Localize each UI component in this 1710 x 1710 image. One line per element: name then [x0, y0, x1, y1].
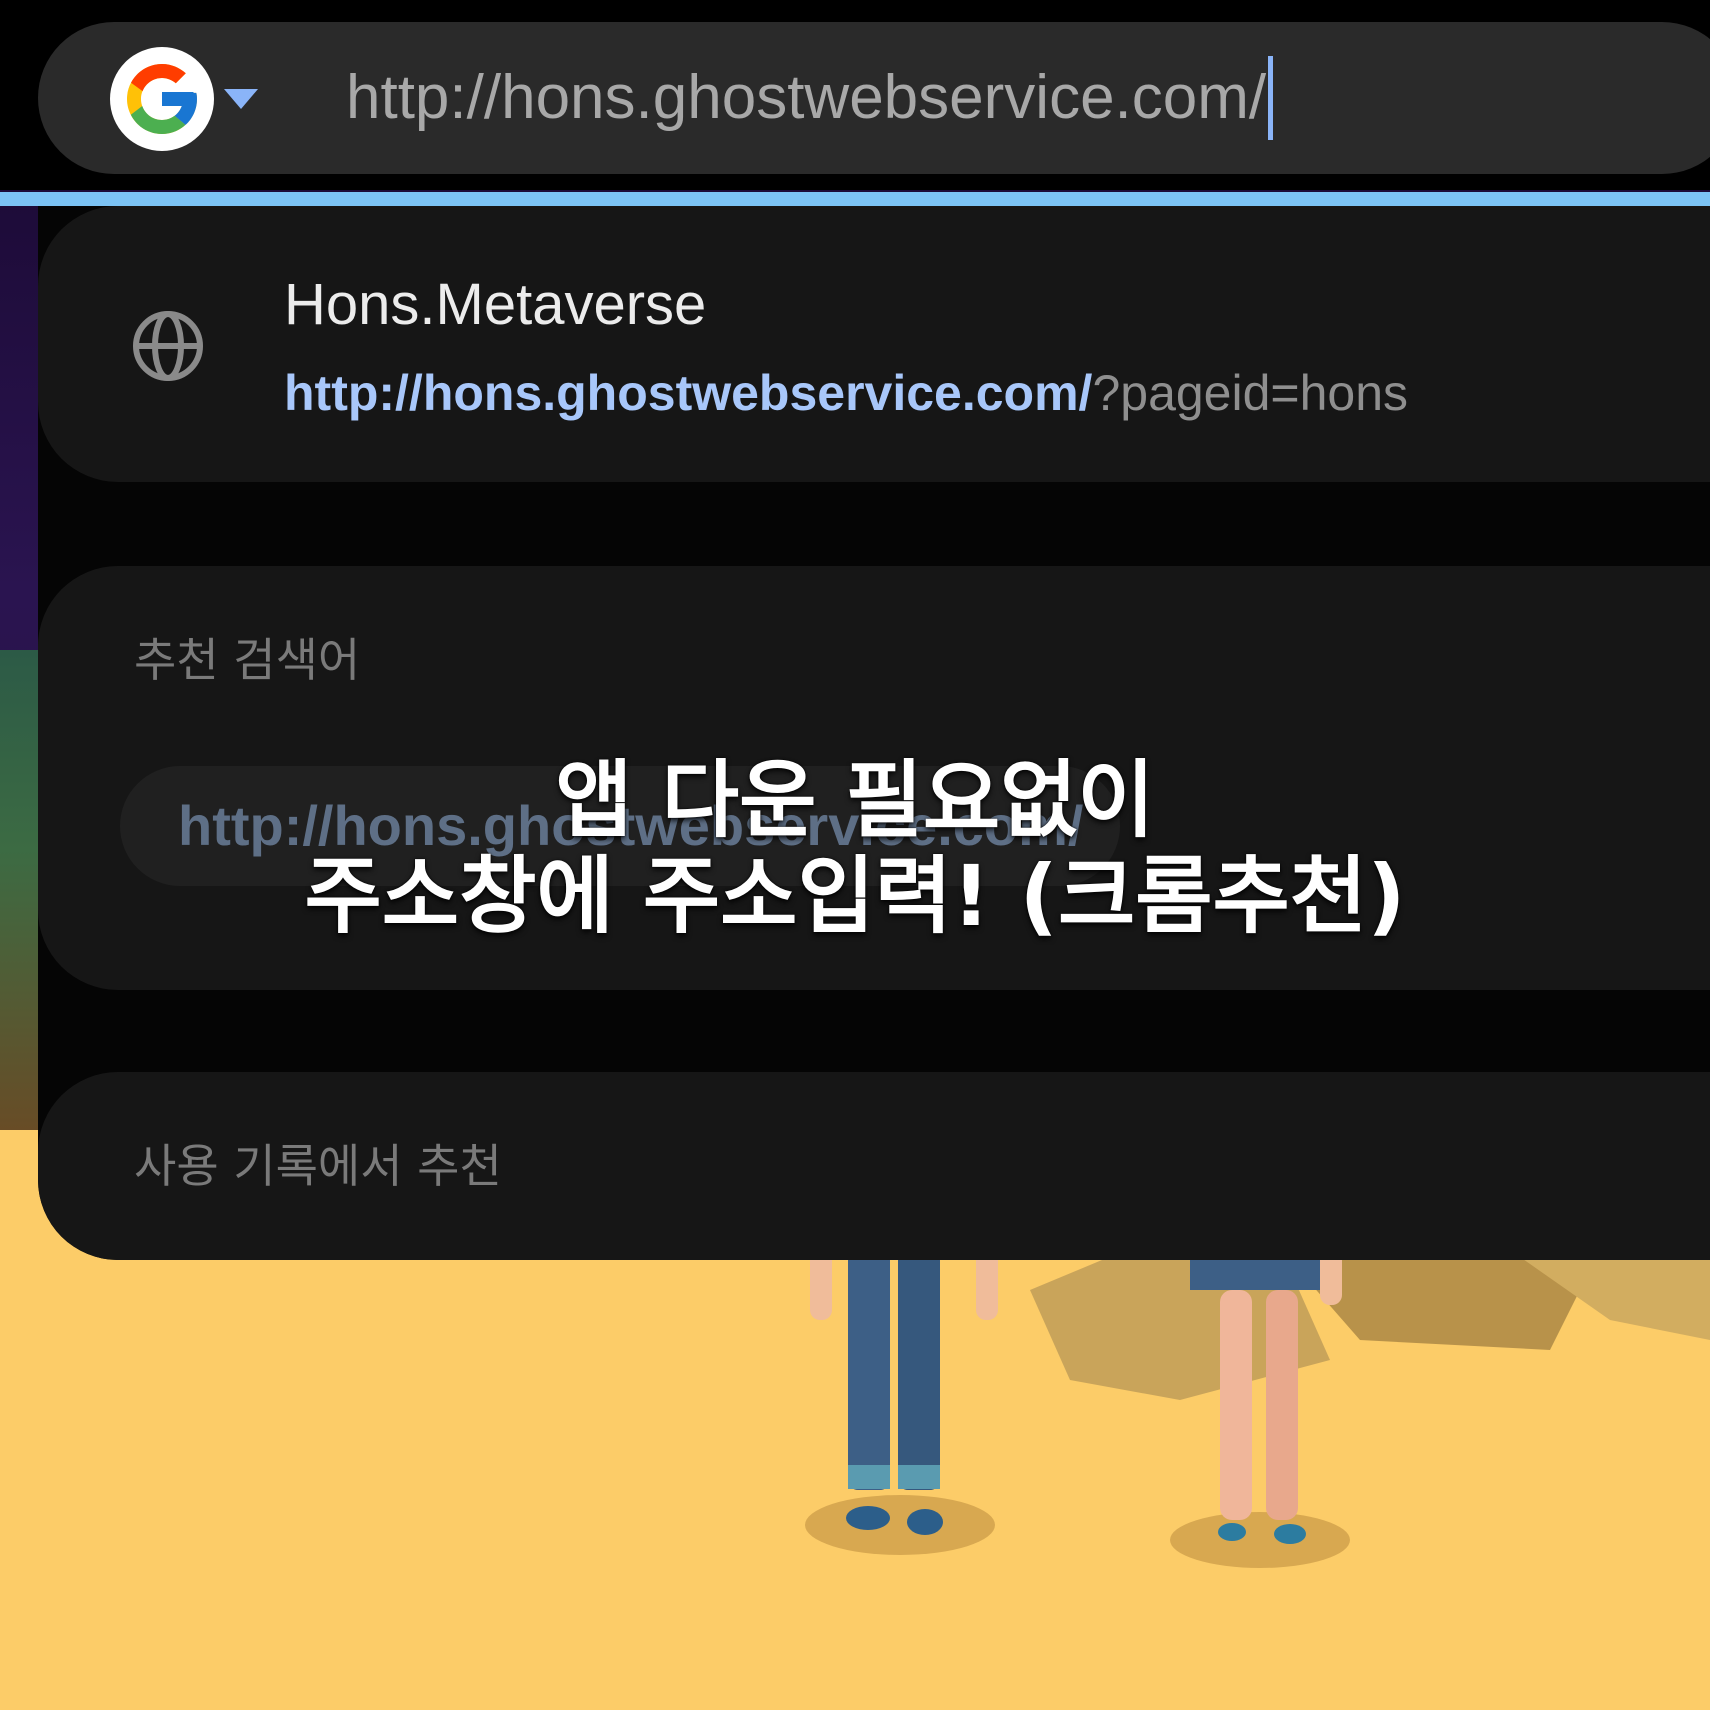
avatar-character-left	[805, 1250, 998, 1555]
avatar-character-right	[1170, 1250, 1350, 1568]
google-g-icon	[110, 47, 214, 151]
caption-line-1: 앱 다운 필요없이	[555, 751, 1155, 849]
progress-divider	[0, 192, 1710, 206]
url-input[interactable]: http://hons.ghostwebservice.com/	[346, 55, 1666, 140]
url-input-value: http://hons.ghostwebservice.com/	[346, 63, 1267, 132]
overlay-caption: 앱 다운 필요없이 주소창에 주소입력! (크롬추천)	[0, 752, 1710, 944]
recommended-searches-heading: 추천 검색어	[134, 633, 361, 687]
suggestion-url: http://hons.ghostwebservice.com/?pageid=…	[284, 360, 1408, 426]
text-cursor	[1268, 55, 1274, 140]
caption-line-2: 주소창에 주소입력! (크롬추천)	[304, 847, 1406, 945]
globe-icon	[133, 311, 203, 381]
top-match-suggestion[interactable]	[38, 206, 1710, 482]
chevron-down-icon	[224, 89, 258, 109]
history-suggestions-heading: 사용 기록에서 추천	[134, 1139, 502, 1193]
suggestion-url-query: ?pageid=hons	[1092, 365, 1409, 421]
search-engine-selector[interactable]	[110, 44, 260, 154]
screenshot-stage: http://hons.ghostwebservice.com/ Hons.Me…	[0, 0, 1710, 1710]
suggestion-url-host: http://hons.ghostwebservice.com/	[284, 365, 1093, 421]
suggestion-title: Hons.Metaverse	[284, 272, 707, 337]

+---+

Please print the listing above exactly as it stands, line for line, leaving out the pictures.

Localize each UI component in this 1710 x 1710 image. One line per element: name then [x0, y0, x1, y1].
avatar-character-left	[805, 1250, 998, 1555]
avatar-character-right	[1170, 1250, 1350, 1568]
google-g-icon	[110, 47, 214, 151]
caption-line-1: 앱 다운 필요없이	[555, 751, 1155, 849]
progress-divider	[0, 192, 1710, 206]
url-input[interactable]: http://hons.ghostwebservice.com/	[346, 55, 1666, 140]
url-input-value: http://hons.ghostwebservice.com/	[346, 63, 1267, 132]
overlay-caption: 앱 다운 필요없이 주소창에 주소입력! (크롬추천)	[0, 752, 1710, 944]
recommended-searches-heading: 추천 검색어	[134, 633, 361, 687]
suggestion-url: http://hons.ghostwebservice.com/?pageid=…	[284, 360, 1408, 426]
text-cursor	[1268, 55, 1274, 140]
caption-line-2: 주소창에 주소입력! (크롬추천)	[304, 847, 1406, 945]
globe-icon	[133, 311, 203, 381]
top-match-suggestion[interactable]	[38, 206, 1710, 482]
chevron-down-icon	[224, 89, 258, 109]
history-suggestions-heading: 사용 기록에서 추천	[134, 1139, 502, 1193]
suggestion-url-query: ?pageid=hons	[1092, 365, 1409, 421]
search-engine-selector[interactable]	[110, 44, 260, 154]
screenshot-stage: http://hons.ghostwebservice.com/ Hons.Me…	[0, 0, 1710, 1710]
suggestion-url-host: http://hons.ghostwebservice.com/	[284, 365, 1093, 421]
suggestion-title: Hons.Metaverse	[284, 272, 707, 337]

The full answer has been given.